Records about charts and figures
---+---
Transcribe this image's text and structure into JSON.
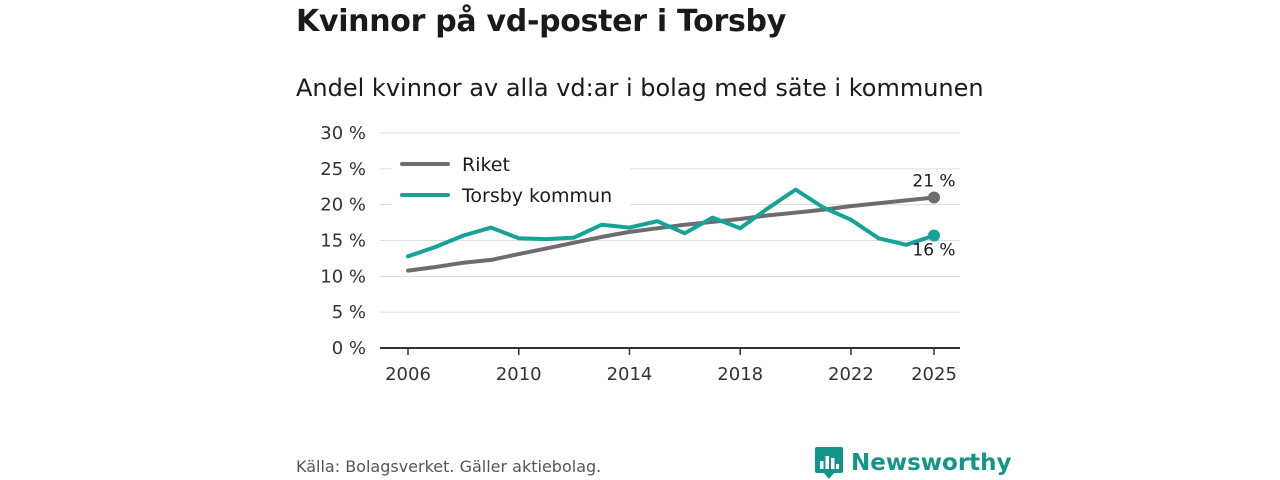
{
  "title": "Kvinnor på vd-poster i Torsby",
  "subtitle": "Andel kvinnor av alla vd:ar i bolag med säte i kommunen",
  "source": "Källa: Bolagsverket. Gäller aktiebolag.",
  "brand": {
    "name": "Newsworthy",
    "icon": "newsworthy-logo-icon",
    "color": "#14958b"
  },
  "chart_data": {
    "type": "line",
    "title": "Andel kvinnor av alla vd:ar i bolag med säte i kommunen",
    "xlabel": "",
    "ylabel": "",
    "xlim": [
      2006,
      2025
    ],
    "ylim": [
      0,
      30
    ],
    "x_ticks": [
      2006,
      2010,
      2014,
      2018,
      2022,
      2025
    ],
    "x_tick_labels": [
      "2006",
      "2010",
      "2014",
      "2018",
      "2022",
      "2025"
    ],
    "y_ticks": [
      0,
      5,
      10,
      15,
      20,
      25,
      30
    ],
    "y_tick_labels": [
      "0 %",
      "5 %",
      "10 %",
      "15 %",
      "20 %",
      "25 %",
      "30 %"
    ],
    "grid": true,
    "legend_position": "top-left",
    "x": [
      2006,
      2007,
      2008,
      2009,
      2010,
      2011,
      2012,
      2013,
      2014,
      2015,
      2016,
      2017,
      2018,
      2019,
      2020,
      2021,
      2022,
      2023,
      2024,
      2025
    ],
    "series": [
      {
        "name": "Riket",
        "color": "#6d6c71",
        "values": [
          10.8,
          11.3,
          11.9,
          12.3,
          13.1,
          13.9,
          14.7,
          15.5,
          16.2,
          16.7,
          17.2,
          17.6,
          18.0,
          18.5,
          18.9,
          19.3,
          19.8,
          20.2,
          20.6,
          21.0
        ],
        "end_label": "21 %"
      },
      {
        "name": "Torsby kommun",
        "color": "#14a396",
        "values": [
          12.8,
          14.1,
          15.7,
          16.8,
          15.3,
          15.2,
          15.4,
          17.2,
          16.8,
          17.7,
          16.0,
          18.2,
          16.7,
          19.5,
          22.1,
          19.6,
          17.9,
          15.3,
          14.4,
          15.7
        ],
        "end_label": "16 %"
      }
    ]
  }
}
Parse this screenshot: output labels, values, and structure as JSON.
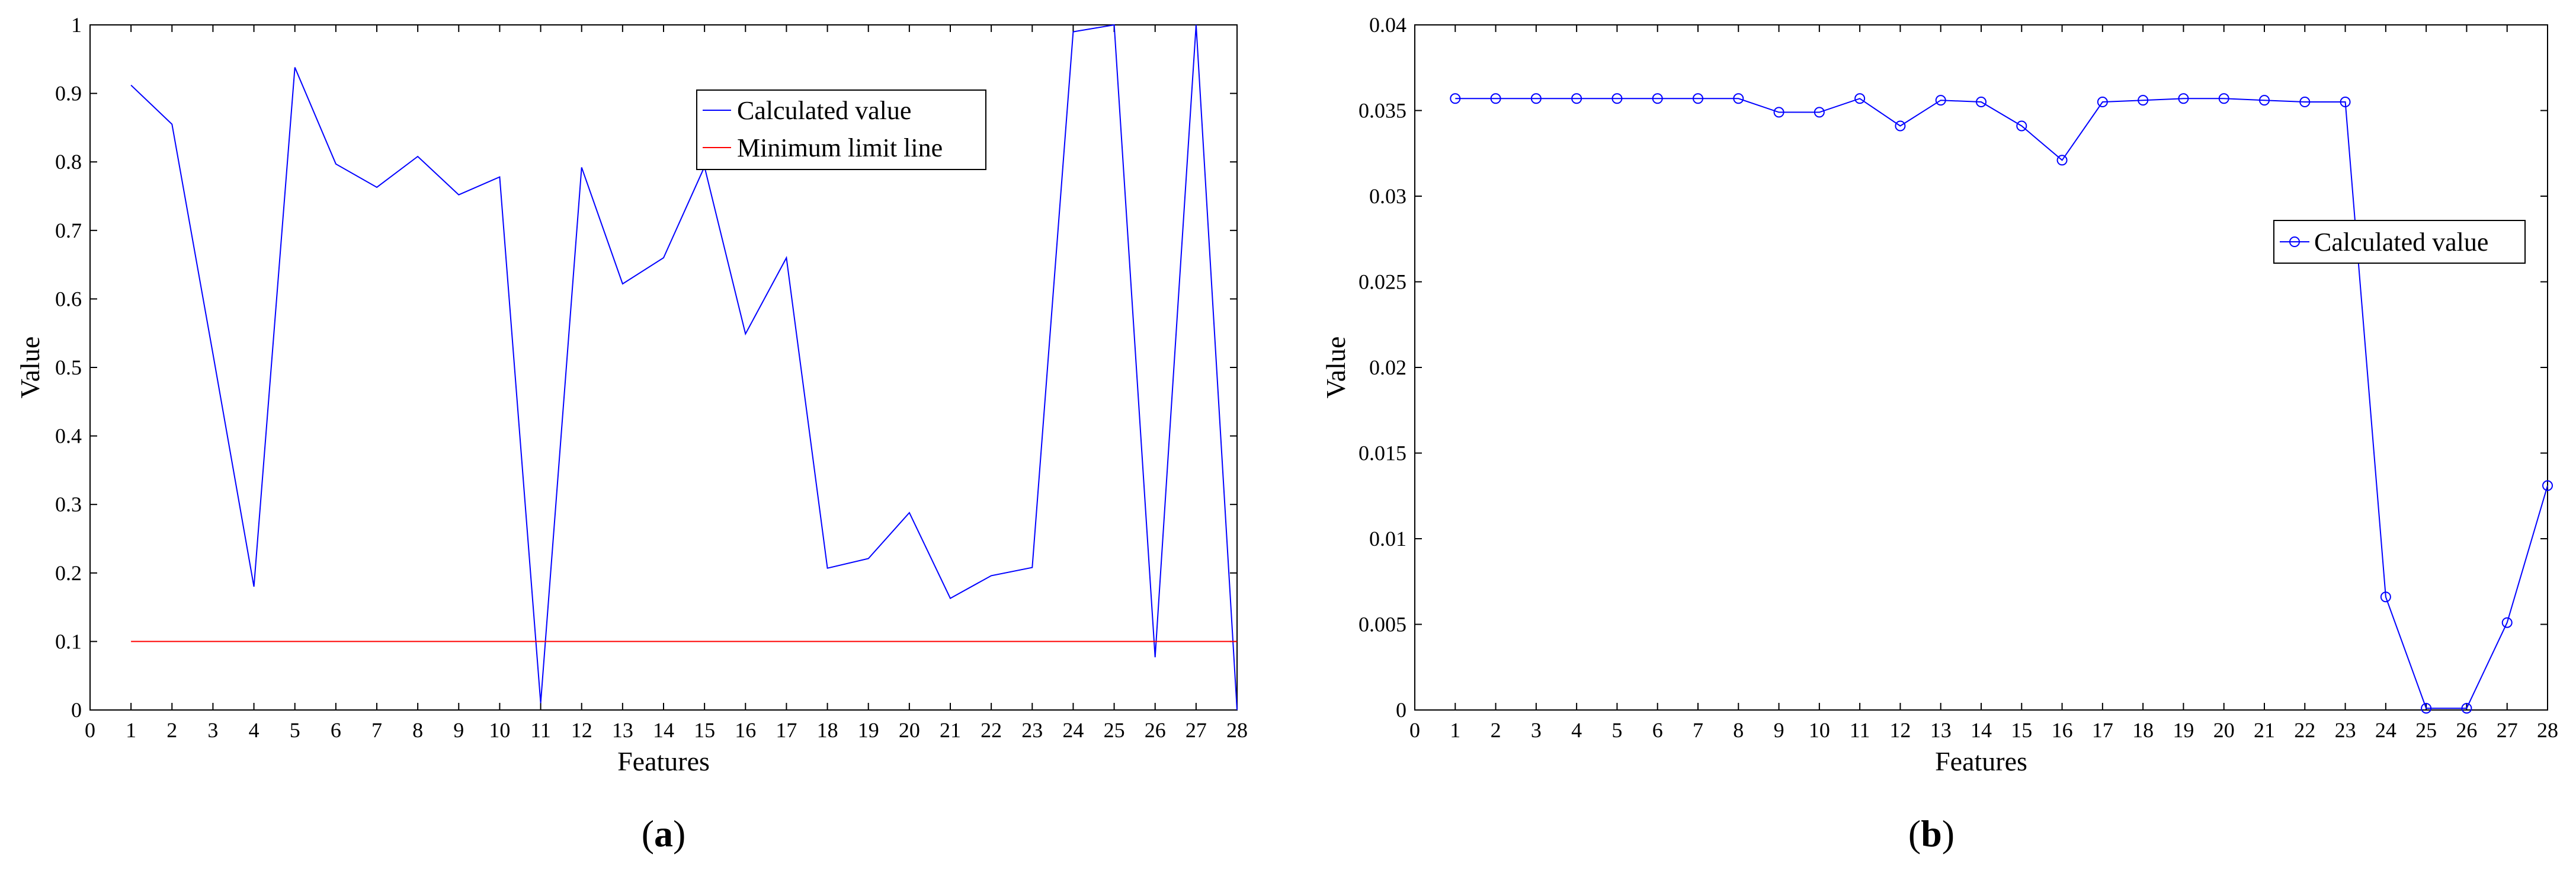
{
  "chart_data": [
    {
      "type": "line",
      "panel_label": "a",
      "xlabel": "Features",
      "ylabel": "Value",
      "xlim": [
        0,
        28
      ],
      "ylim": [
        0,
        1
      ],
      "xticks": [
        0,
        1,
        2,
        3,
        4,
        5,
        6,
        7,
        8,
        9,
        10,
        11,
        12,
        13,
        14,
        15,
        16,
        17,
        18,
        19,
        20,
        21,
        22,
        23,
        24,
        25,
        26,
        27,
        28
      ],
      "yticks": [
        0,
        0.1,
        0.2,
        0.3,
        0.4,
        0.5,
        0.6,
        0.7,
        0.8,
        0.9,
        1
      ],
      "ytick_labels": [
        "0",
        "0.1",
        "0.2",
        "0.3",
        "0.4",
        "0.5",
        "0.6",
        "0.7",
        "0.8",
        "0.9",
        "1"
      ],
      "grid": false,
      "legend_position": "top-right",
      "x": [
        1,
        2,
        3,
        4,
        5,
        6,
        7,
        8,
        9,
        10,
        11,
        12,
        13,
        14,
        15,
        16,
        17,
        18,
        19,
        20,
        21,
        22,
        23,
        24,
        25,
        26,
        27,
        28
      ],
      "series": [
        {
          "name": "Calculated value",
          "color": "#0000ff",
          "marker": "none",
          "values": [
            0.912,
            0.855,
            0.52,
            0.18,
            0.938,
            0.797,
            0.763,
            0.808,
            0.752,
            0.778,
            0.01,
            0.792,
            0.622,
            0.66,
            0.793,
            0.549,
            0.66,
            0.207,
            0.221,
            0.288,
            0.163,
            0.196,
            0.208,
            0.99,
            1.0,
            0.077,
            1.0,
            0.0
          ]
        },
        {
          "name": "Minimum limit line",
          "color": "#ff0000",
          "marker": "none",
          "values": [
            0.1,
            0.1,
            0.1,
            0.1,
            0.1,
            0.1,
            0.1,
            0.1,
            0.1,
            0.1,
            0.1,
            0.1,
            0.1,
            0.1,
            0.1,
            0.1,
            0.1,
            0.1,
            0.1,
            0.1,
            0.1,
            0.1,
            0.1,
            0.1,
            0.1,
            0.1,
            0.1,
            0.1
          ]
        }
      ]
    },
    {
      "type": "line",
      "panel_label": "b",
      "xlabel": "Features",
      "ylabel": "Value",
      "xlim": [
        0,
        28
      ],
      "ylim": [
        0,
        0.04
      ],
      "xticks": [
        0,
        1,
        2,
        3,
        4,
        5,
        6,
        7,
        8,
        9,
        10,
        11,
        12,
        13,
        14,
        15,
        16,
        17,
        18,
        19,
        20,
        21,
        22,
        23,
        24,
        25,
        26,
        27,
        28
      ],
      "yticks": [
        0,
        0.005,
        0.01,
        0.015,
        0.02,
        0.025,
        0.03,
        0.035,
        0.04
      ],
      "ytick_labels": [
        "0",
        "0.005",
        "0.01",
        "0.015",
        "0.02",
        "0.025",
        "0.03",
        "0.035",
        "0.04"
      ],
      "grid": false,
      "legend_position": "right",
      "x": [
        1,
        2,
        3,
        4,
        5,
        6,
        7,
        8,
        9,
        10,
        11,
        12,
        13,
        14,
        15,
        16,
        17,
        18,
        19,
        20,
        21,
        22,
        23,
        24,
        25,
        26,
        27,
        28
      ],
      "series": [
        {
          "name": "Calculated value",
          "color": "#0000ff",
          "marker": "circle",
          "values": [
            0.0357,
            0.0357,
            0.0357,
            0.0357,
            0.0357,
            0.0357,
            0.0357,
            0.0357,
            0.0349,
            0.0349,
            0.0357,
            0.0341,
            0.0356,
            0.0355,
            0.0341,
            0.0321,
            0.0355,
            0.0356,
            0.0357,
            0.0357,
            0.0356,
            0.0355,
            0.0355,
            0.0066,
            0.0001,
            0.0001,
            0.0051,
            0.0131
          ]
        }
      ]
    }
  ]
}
---+---
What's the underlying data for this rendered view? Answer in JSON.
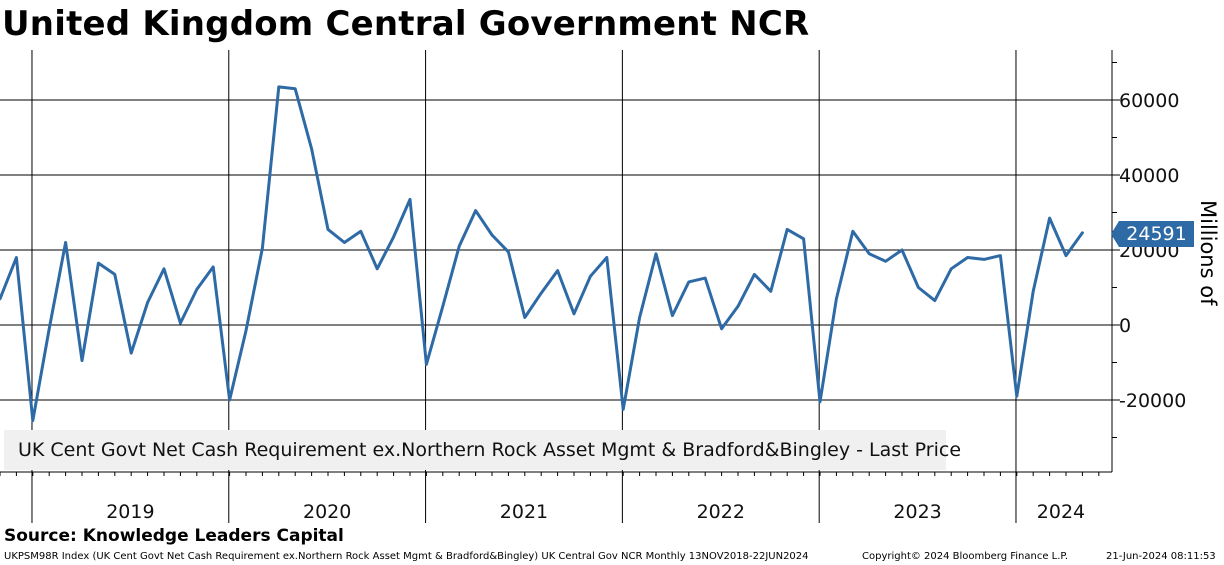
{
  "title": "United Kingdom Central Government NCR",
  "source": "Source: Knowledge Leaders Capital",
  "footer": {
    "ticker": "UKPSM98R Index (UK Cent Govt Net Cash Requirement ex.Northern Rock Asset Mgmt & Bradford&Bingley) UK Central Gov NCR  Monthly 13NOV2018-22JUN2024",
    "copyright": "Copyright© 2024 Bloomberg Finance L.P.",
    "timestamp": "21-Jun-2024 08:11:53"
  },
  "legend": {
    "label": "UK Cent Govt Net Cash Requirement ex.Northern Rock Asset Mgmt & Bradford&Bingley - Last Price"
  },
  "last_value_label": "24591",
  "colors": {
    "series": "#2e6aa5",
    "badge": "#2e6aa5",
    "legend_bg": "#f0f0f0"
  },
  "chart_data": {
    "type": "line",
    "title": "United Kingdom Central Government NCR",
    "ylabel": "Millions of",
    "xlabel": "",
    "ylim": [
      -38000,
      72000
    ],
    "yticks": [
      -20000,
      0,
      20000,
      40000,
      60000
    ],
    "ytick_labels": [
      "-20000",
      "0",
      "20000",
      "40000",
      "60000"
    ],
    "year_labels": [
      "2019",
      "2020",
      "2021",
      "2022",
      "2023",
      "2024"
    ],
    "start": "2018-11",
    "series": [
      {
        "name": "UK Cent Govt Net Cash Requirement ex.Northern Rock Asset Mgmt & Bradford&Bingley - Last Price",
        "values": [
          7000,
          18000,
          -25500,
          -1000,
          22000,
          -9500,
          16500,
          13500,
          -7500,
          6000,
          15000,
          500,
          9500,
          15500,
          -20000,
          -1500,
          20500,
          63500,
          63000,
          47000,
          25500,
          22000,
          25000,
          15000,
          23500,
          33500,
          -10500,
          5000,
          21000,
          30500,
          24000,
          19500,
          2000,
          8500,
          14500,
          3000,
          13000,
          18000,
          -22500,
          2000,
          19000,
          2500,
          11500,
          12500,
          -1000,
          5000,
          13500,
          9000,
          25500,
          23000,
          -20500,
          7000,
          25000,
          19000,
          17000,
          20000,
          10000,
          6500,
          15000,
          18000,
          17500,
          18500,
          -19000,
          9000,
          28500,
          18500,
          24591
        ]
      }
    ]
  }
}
---+---
- WRITTEN EXERCISE: Filter lines by "United" and return each hit.

- RESPONSE TO THE EXERCISE:
  "title": "United Kingdom Central Government NCR",
    "title": "United Kingdom Central Government NCR",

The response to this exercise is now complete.